(Extracted records)
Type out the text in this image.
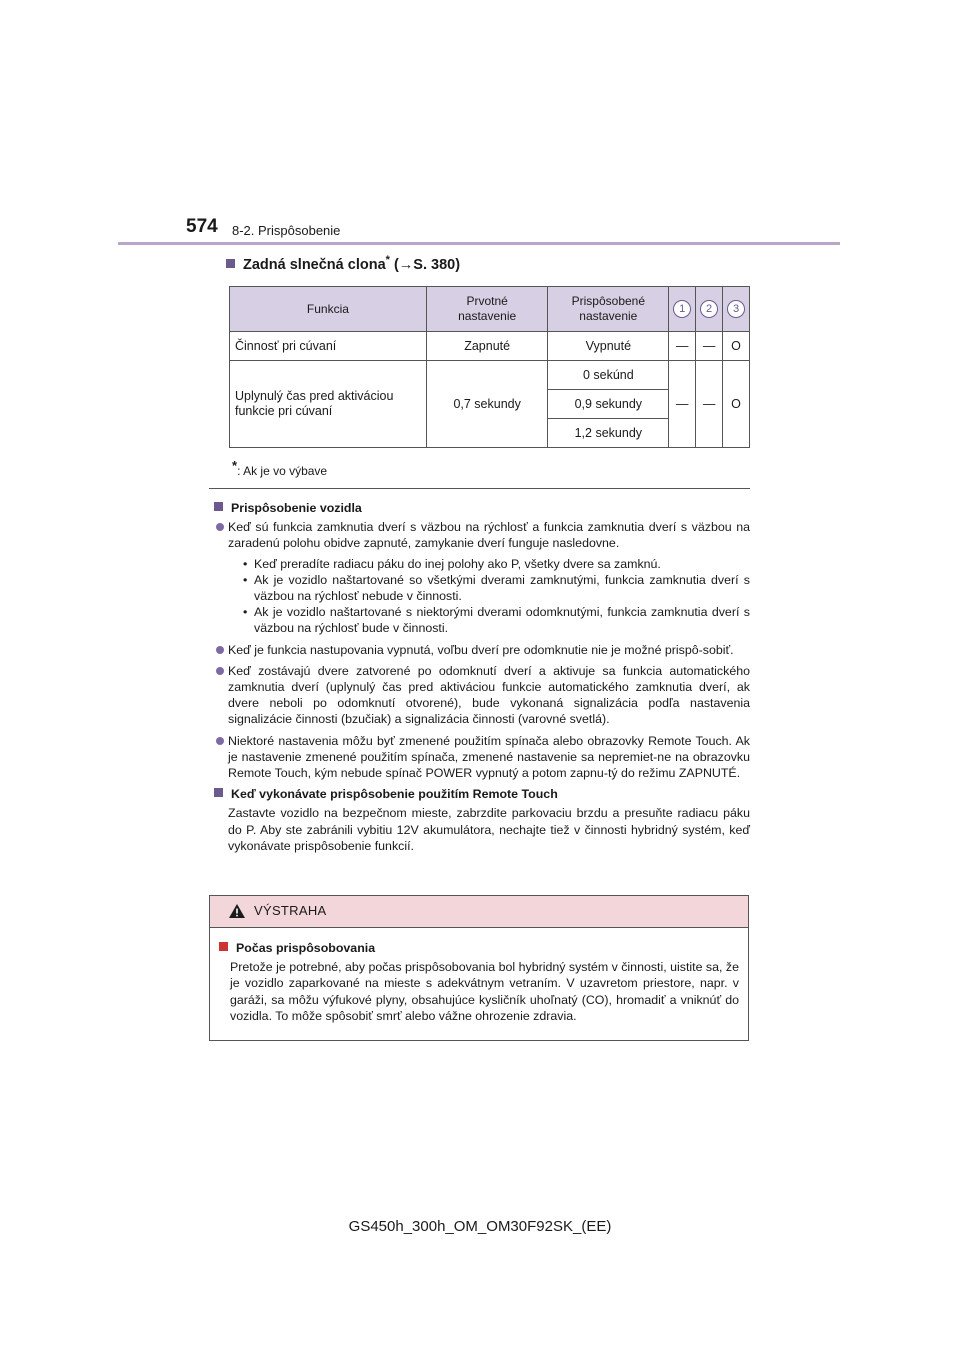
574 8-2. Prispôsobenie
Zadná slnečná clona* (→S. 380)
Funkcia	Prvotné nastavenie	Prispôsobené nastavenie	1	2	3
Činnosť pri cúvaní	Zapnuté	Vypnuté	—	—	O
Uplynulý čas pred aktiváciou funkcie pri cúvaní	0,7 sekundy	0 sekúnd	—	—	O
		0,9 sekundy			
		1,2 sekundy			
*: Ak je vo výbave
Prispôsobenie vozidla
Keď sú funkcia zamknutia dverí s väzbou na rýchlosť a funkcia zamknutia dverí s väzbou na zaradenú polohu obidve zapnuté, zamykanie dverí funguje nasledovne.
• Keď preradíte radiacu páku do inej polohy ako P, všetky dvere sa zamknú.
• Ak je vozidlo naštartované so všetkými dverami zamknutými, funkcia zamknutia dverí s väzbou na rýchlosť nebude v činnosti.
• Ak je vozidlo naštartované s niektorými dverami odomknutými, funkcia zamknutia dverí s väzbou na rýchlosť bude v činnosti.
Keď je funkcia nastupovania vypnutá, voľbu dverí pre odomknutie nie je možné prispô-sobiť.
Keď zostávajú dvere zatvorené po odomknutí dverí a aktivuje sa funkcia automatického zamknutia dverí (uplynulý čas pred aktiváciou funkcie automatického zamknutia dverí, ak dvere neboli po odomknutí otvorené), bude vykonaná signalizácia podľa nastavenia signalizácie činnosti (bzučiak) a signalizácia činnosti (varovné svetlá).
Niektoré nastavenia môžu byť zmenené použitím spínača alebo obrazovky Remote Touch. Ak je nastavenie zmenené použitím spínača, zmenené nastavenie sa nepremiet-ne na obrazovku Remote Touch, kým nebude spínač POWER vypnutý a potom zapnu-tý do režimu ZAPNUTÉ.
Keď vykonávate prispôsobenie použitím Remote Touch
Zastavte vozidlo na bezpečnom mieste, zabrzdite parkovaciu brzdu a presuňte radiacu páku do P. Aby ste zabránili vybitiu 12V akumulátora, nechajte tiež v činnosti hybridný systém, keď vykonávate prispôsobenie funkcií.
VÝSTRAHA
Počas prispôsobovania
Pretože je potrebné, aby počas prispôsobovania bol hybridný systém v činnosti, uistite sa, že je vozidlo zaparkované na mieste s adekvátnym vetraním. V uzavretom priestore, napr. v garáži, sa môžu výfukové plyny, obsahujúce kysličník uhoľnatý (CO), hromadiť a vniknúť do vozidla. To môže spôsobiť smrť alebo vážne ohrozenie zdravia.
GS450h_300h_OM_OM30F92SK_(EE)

--

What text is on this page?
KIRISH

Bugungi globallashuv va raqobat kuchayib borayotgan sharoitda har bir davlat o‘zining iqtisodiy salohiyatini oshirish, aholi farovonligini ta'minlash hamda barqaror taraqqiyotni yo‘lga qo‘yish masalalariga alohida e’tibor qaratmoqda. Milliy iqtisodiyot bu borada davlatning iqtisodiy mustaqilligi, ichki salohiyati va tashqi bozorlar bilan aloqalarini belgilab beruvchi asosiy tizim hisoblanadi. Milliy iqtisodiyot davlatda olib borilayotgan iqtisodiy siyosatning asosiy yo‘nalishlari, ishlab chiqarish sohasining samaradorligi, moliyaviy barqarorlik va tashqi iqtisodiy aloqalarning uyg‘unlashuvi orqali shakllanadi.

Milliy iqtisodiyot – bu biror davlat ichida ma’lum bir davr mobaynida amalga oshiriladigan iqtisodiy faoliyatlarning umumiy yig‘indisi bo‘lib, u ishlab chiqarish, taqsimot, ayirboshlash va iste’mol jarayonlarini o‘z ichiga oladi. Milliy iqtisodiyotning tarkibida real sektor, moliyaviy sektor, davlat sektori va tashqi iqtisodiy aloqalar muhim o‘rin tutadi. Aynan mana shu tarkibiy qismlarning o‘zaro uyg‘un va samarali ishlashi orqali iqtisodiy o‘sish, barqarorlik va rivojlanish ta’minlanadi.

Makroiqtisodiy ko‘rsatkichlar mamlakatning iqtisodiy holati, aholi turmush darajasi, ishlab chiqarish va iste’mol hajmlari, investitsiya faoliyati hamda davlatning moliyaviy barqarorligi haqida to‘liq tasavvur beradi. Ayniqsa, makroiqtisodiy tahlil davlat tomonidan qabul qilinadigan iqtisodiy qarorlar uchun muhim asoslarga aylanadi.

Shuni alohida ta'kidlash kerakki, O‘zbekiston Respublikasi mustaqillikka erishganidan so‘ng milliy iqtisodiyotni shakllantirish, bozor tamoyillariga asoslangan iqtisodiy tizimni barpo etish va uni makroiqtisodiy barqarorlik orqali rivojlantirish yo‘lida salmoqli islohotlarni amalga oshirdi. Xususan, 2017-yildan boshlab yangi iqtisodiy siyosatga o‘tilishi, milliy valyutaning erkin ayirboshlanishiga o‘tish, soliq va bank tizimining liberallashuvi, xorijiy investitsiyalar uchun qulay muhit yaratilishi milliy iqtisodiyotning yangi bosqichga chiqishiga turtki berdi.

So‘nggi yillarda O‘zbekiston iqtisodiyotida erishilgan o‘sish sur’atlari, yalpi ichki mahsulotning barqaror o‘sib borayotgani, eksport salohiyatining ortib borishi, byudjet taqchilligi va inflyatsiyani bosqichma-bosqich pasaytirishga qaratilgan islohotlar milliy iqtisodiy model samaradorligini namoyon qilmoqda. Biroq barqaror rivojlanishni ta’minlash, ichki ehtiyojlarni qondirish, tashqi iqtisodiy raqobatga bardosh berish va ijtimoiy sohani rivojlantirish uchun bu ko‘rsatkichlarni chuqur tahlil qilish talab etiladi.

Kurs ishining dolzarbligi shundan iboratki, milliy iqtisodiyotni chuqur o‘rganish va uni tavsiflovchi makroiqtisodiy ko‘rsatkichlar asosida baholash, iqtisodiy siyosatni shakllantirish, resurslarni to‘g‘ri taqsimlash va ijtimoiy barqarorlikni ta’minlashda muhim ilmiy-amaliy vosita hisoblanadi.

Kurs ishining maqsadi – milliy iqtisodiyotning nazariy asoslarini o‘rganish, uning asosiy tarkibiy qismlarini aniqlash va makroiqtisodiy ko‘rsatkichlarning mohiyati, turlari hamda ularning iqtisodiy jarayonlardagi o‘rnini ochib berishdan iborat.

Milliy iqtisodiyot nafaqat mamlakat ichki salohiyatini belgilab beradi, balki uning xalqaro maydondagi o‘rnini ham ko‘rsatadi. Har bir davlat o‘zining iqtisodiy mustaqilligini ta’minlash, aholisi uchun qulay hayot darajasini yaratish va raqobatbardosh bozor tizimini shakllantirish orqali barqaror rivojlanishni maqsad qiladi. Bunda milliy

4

==

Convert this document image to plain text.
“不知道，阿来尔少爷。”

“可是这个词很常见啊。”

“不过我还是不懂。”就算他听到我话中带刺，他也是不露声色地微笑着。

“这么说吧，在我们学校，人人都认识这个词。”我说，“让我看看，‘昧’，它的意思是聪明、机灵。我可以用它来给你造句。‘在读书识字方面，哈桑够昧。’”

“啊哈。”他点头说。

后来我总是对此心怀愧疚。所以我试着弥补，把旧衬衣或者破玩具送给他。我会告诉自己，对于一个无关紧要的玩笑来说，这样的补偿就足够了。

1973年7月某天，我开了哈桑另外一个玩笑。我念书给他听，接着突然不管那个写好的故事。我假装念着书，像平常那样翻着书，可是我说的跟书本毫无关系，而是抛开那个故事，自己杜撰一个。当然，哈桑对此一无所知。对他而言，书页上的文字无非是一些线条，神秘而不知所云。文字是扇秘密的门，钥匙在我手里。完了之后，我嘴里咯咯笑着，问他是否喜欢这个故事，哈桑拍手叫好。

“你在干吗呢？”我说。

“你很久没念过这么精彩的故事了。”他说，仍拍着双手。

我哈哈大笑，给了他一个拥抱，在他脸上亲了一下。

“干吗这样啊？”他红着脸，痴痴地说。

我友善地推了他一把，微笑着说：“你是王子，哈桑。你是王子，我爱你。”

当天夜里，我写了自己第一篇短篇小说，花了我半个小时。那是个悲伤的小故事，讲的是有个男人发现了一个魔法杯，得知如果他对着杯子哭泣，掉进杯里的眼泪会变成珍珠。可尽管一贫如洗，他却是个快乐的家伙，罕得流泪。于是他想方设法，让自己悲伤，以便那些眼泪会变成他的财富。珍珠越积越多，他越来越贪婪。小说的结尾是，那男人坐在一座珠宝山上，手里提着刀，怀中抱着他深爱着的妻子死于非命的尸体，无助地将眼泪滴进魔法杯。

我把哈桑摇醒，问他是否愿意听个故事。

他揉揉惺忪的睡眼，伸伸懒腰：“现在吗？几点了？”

> **What to do**: Look through the data and show every line containing "aktiváciou".

> **Full response**:
Uplynulý čas pred aktiváciou funkcie pri cúvaní	0,7 sekundy	0 sekúnd	—	—	O
Keď zostávajú dvere zatvorené po odomknutí dverí a aktivuje sa funkcia automatického zamknutia dverí (uplynulý čas pred aktiváciou funkcie automatického zamknutia dverí, ak dvere neboli po odomknutí otvorené), bude vykonaná signalizácia podľa nastavenia signalizácie činnosti (bzučiak) a signalizácia činnosti (varovné svetlá).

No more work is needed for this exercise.